> [Extract provided]
****

Saturday, January 15, 2011

Linguistic "register" or What is formality in writing, and why do readers demand compliance with formality rules? Part 1. The two formalities

Level of formality, the main component of linguistic register, imposes an artificial ineffectuality on writing and is nothing but a pain for writers. Why must writers comply with the applicable register; more fundamentally, what is the substance of formality rules? Does a formality level consist of a congeries of purposeless admonitions? That implausible and useless assessment is implied by the style-guides’ treatment, but you can intelligently comply with general rules only by understanding their purpose. Then, why do style guides omit mention of what writers do when they adopt a register or why they should do it? This entire series explores the function and nature of formalities. Explaining their under-analysis is easier; “Formula and Formality” already has. Formalities recognize and reinforce norms of hierarchy and distance, an unpleasant topic for writers: who wants to think of himself as kowtowing?

The entry “Formula and Formality” identified the two dimensions of formality level, social status and social distance, but it only nodded toward the latter. The tests proposed in that entry detect “status formalities,” while this series deals with “distance formalities,” those less embarrassing, weaker norms governing intimacy rather than subordination. A legal writer who breaches a status formality challenges the judge’s authority, whereas one who breaches a distance formality seeks an unwanted intimacy. Writers should avoid either breach, but breaching a status formality is worse: the judge’s reaction is "moving against,” angry and aggressive, because you are, unwittingly, staging a rebellion. Breaching a distance formality, on the other hand, evokes avoidance of excessive social propinquity, as when one person stands too close in conversation, invading the other’s “space.” It elicits “moving away,” rather than “moving against.” Avoid either breach, but you can see which produces direr results. Still, full acknowledgement of distance-formality’s demands modifies some conclusions. We will discover, for example, that the use of contractions, which “Formula and Formality” showed irrelevant to status formality, may nonetheless breach the weaker defenses maintaining social distance.

****

> [Given data]
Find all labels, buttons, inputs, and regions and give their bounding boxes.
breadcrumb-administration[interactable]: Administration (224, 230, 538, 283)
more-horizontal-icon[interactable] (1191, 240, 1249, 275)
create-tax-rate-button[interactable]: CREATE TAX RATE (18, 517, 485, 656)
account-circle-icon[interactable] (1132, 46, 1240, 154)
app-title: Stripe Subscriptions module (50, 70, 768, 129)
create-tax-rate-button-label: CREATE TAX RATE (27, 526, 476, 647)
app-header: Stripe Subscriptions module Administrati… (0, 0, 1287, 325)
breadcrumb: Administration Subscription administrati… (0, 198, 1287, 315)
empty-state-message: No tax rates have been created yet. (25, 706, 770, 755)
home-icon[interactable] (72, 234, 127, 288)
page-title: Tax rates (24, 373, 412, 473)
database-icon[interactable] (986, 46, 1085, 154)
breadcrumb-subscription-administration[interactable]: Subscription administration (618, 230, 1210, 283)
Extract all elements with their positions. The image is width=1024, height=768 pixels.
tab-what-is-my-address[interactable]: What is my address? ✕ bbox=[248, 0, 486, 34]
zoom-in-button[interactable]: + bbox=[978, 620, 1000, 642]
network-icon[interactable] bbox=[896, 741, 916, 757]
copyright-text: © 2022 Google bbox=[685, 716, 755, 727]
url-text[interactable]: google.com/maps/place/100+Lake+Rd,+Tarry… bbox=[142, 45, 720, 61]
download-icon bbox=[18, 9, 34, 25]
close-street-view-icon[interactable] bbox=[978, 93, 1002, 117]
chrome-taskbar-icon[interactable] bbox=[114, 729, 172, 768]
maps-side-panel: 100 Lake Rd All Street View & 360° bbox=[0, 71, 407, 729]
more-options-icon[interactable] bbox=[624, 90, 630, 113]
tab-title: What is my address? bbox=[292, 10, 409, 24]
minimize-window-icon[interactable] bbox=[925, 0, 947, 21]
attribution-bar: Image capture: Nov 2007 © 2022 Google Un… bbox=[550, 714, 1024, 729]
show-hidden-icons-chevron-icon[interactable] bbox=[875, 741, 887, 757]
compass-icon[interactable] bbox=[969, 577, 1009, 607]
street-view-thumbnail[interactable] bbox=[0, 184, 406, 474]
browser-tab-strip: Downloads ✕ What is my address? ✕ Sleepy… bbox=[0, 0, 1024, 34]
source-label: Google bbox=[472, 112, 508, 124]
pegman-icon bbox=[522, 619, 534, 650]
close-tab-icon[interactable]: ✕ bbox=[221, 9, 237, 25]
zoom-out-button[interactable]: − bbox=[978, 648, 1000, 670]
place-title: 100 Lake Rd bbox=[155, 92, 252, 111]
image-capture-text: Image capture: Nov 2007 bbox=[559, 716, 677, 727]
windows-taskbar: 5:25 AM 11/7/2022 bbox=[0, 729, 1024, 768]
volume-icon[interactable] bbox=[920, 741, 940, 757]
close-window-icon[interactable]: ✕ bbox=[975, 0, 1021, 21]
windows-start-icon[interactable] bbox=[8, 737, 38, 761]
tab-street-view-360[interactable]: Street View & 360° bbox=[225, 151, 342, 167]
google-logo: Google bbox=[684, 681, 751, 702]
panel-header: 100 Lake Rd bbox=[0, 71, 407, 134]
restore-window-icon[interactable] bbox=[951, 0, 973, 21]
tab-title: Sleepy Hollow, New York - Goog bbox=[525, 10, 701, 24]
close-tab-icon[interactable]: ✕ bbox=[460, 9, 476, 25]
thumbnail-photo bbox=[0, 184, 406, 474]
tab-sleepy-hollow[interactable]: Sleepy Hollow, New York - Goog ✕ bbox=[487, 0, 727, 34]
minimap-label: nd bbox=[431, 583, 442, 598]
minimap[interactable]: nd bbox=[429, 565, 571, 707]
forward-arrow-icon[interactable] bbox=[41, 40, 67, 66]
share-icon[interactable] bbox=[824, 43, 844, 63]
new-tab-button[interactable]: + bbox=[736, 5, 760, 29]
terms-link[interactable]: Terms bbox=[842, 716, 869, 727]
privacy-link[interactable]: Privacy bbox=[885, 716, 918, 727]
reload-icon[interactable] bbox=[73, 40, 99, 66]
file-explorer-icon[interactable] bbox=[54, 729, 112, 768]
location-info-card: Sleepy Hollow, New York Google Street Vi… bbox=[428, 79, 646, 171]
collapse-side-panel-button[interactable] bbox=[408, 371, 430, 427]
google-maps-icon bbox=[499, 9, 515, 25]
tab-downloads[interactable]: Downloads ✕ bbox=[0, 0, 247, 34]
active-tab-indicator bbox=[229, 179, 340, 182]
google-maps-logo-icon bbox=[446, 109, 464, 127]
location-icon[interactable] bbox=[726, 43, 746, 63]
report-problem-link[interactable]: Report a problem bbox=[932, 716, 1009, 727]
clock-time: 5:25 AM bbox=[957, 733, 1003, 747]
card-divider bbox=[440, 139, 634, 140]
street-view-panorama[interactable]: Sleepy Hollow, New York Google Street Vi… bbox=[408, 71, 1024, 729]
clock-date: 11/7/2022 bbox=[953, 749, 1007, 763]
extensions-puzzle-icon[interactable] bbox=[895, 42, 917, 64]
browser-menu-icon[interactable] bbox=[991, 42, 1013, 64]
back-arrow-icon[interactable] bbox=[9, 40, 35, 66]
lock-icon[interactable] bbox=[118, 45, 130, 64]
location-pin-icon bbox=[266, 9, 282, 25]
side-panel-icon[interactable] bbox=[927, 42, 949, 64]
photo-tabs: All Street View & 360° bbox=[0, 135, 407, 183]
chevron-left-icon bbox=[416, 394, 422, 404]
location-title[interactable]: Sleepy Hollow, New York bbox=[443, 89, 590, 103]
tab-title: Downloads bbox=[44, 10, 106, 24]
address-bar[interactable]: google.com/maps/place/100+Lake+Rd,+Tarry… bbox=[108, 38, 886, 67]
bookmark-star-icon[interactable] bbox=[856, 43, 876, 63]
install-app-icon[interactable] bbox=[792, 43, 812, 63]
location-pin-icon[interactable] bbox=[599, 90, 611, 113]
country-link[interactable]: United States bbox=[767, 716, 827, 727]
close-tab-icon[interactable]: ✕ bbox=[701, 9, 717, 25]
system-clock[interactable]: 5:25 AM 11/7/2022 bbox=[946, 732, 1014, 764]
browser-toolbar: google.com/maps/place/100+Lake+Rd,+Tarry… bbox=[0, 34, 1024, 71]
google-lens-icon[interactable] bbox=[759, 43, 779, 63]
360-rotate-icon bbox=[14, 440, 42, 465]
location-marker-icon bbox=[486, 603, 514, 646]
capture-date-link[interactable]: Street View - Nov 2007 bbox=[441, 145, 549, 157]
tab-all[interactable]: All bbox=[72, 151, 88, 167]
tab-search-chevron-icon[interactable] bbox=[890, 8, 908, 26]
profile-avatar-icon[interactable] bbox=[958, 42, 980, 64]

****

> [Exercise 1]
According to the blog post on formality in writing, what are the two dimensions of formality level?
> [Exercise 2]
Write the next part of the blog post on formality in writing, starting right after its last sentence.
The records are separate material, unrelated to the blog post on formality in writing.

> [Response area 1]
Social status and social distance.

> [Response area 2]
“Formula and Formality’s” thesis was that status formalities, those literary norms that acknowledge one’s station in life, are governed by a principle prohibiting subordinates from lessening their own burdens at superiors’ expense. (See "Proofreading and Credibility.") Even seemingly arbitrary connections between status and its marker—as with the French use of vous instead of tu when addressing superiors—manifest the superiors’ entitlement to substitute subordinates’ effort for their own: enunciating the shorter but less distinctive tu form is the superior’s exclusive prerogative. The formula for distance formality takes another tack: face-to-face speech between intimates is informality’s model, and the features of written communication, stripped of similitude to speech, mark formality. Shifting effort to the social superior constitutes status-formality breach; failed hypertrophy of certain features distinguishing writing from speech constitutes distance-formality breach.

The next entry will consider specific differences between speech and writing accounting for distance formalities, to recognize them by example and precept.